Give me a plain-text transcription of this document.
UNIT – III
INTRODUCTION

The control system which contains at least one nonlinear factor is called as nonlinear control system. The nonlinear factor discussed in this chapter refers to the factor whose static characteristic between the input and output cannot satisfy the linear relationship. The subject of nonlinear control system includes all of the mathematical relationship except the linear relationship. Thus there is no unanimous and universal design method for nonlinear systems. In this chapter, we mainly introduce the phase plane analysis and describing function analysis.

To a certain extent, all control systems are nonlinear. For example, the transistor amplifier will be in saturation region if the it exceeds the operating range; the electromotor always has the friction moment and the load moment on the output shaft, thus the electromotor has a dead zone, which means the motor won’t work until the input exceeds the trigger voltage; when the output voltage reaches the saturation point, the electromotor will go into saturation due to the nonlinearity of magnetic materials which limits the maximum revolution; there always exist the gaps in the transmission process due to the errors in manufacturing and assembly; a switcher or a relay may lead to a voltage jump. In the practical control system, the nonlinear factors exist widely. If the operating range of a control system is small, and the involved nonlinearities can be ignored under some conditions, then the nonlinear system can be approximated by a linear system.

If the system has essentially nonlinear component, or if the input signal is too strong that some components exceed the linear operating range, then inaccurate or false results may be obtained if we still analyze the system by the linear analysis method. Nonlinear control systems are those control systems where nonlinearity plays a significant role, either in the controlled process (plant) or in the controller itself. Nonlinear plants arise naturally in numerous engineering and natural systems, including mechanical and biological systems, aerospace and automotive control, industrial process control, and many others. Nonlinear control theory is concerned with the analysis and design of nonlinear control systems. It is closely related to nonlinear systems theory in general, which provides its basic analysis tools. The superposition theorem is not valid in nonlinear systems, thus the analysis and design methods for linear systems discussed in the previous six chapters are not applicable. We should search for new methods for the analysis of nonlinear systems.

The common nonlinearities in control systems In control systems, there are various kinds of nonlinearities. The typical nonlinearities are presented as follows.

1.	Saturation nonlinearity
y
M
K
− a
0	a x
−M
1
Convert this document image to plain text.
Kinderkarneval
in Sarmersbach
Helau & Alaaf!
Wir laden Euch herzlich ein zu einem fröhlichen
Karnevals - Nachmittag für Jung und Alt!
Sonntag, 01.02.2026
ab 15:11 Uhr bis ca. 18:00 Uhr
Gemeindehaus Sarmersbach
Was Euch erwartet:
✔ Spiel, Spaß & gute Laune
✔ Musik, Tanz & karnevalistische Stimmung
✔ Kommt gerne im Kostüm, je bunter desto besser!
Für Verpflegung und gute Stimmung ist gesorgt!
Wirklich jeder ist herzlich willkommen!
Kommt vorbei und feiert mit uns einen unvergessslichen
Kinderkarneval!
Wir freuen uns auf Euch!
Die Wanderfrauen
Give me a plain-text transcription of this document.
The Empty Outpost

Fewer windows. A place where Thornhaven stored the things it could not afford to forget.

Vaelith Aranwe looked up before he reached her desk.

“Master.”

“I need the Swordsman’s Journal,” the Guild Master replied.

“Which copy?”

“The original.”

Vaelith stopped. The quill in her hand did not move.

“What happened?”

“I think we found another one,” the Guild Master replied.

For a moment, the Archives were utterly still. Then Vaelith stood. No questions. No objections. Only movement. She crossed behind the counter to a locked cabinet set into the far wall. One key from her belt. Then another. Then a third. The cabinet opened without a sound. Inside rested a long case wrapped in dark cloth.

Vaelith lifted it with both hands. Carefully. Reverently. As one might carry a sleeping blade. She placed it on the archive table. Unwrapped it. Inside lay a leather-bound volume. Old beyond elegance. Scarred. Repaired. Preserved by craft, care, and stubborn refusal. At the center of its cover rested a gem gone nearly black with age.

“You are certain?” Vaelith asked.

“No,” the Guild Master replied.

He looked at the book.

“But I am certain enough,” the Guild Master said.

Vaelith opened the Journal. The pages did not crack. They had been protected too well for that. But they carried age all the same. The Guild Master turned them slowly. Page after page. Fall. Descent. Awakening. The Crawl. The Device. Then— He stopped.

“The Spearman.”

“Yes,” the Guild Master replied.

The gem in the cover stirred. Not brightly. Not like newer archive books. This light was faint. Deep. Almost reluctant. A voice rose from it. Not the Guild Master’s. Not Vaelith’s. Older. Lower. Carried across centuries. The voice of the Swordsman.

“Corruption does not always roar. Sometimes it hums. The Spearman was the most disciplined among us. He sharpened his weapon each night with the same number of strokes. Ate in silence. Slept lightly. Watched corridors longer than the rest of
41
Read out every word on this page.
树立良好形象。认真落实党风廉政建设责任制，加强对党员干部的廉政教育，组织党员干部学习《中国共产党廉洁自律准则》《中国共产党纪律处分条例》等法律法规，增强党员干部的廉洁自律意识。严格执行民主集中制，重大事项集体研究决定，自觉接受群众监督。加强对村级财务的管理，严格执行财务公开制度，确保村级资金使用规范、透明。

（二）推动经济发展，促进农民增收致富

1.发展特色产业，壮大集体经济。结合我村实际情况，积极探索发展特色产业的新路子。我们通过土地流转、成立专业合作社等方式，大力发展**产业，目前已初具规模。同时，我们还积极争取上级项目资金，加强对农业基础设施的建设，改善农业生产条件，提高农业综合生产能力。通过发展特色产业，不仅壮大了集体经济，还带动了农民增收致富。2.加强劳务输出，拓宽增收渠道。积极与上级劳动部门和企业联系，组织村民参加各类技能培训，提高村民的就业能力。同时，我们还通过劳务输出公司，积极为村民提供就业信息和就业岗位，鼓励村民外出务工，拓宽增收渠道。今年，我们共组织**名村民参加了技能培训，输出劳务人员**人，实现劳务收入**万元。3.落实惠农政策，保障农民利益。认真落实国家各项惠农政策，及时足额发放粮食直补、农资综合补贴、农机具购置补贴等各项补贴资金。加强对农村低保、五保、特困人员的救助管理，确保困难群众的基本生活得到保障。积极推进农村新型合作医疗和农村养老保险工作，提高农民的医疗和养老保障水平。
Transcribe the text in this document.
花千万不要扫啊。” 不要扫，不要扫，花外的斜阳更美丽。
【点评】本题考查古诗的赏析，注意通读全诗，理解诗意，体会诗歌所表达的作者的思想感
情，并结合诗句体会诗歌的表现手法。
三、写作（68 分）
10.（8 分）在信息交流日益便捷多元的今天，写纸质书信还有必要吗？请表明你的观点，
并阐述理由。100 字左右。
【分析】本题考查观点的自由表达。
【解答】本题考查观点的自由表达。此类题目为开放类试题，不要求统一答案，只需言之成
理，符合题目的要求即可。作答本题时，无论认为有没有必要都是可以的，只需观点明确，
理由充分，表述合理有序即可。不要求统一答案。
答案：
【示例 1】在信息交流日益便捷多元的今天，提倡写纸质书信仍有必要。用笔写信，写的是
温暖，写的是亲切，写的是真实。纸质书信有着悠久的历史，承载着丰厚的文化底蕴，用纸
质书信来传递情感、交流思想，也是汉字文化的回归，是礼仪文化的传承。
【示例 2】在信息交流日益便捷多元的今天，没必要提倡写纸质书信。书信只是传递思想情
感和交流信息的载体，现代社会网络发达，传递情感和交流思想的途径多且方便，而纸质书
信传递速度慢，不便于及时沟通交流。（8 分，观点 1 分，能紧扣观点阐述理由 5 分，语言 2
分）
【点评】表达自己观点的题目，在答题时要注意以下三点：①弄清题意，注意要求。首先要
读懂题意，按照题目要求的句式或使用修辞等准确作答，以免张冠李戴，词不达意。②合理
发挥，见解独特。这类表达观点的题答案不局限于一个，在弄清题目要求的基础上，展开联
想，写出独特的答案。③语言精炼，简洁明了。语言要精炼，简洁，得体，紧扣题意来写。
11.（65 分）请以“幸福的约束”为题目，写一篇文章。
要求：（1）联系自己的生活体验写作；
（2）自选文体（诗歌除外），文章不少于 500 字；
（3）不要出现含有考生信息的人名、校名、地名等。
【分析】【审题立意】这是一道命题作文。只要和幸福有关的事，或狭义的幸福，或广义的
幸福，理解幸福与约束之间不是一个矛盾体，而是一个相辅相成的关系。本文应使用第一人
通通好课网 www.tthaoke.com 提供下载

■ **WORK TO COMPLETE**
Each line from the one with "Read out every word on this page." through the last line of the records must be written out word for word. Include nothing else.

■ **TASK RESULT**
Read out every word on this page.
树立良好形象。认真落实党风廉政建设责任制，加强对党员干部的廉政教育，组织党员干部学习《中国共产党廉洁自律准则》《中国共产党纪律处分条例》等法律法规，增强党员干部的廉洁自律意识。严格执行民主集中制，重大事项集体研究决定，自觉接受群众监督。加强对村级财务的管理，严格执行财务公开制度，确保村级资金使用规范、透明。

（二）推动经济发展，促进农民增收致富

1.发展特色产业，壮大集体经济。结合我村实际情况，积极探索发展特色产业的新路子。我们通过土地流转、成立专业合作社等方式，大力发展**产业，目前已初具规模。同时，我们还积极争取上级项目资金，加强对农业基础设施的建设，改善农业生产条件，提高农业综合生产能力。通过发展特色产业，不仅壮大了集体经济，还带动了农民增收致富。2.加强劳务输出，拓宽增收渠道。积极与上级劳动部门和企业联系，组织村民参加各类技能培训，提高村民的就业能力。同时，我们还通过劳务输出公司，积极为村民提供就业信息和就业岗位，鼓励村民外出务工，拓宽增收渠道。今年，我们共组织**名村民参加了技能培训，输出劳务人员**人，实现劳务收入**万元。3.落实惠农政策，保障农民利益。认真落实国家各项惠农政策，及时足额发放粮食直补、农资综合补贴、农机具购置补贴等各项补贴资金。加强对农村低保、五保、特困人员的救助管理，确保困难群众的基本生活得到保障。积极推进农村新型合作医疗和农村养老保险工作，提高农民的医疗和养老保障水平。
Transcribe the text in this document.
花千万不要扫啊。” 不要扫，不要扫，花外的斜阳更美丽。
【点评】本题考查古诗的赏析，注意通读全诗，理解诗意，体会诗歌所表达的作者的思想感
情，并结合诗句体会诗歌的表现手法。
三、写作（68 分）
10.（8 分）在信息交流日益便捷多元的今天，写纸质书信还有必要吗？请表明你的观点，
并阐述理由。100 字左右。
【分析】本题考查观点的自由表达。
【解答】本题考查观点的自由表达。此类题目为开放类试题，不要求统一答案，只需言之成
理，符合题目的要求即可。作答本题时，无论认为有没有必要都是可以的，只需观点明确，
理由充分，表述合理有序即可。不要求统一答案。
答案：
【示例 1】在信息交流日益便捷多元的今天，提倡写纸质书信仍有必要。用笔写信，写的是
温暖，写的是亲切，写的是真实。纸质书信有着悠久的历史，承载着丰厚的文化底蕴，用纸
质书信来传递情感、交流思想，也是汉字文化的回归，是礼仪文化的传承。
【示例 2】在信息交流日益便捷多元的今天，没必要提倡写纸质书信。书信只是传递思想情
感和交流信息的载体，现代社会网络发达，传递情感和交流思想的途径多且方便，而纸质书
信传递速度慢，不便于及时沟通交流。（8 分，观点 1 分，能紧扣观点阐述理由 5 分，语言 2
分）
【点评】表达自己观点的题目，在答题时要注意以下三点：①弄清题意，注意要求。首先要
读懂题意，按照题目要求的句式或使用修辞等准确作答，以免张冠李戴，词不达意。②合理
发挥，见解独特。这类表达观点的题答案不局限于一个，在弄清题目要求的基础上，展开联
想，写出独特的答案。③语言精炼，简洁明了。语言要精炼，简洁，得体，紧扣题意来写。
11.（65 分）请以“幸福的约束”为题目，写一篇文章。
要求：（1）联系自己的生活体验写作；
（2）自选文体（诗歌除外），文章不少于 500 字；
（3）不要出现含有考生信息的人名、校名、地名等。
【分析】【审题立意】这是一道命题作文。只要和幸福有关的事，或狭义的幸福，或广义的
幸福，理解幸福与约束之间不是一个矛盾体，而是一个相辅相成的关系。本文应使用第一人
通通好课网 www.tthaoke.com 提供下载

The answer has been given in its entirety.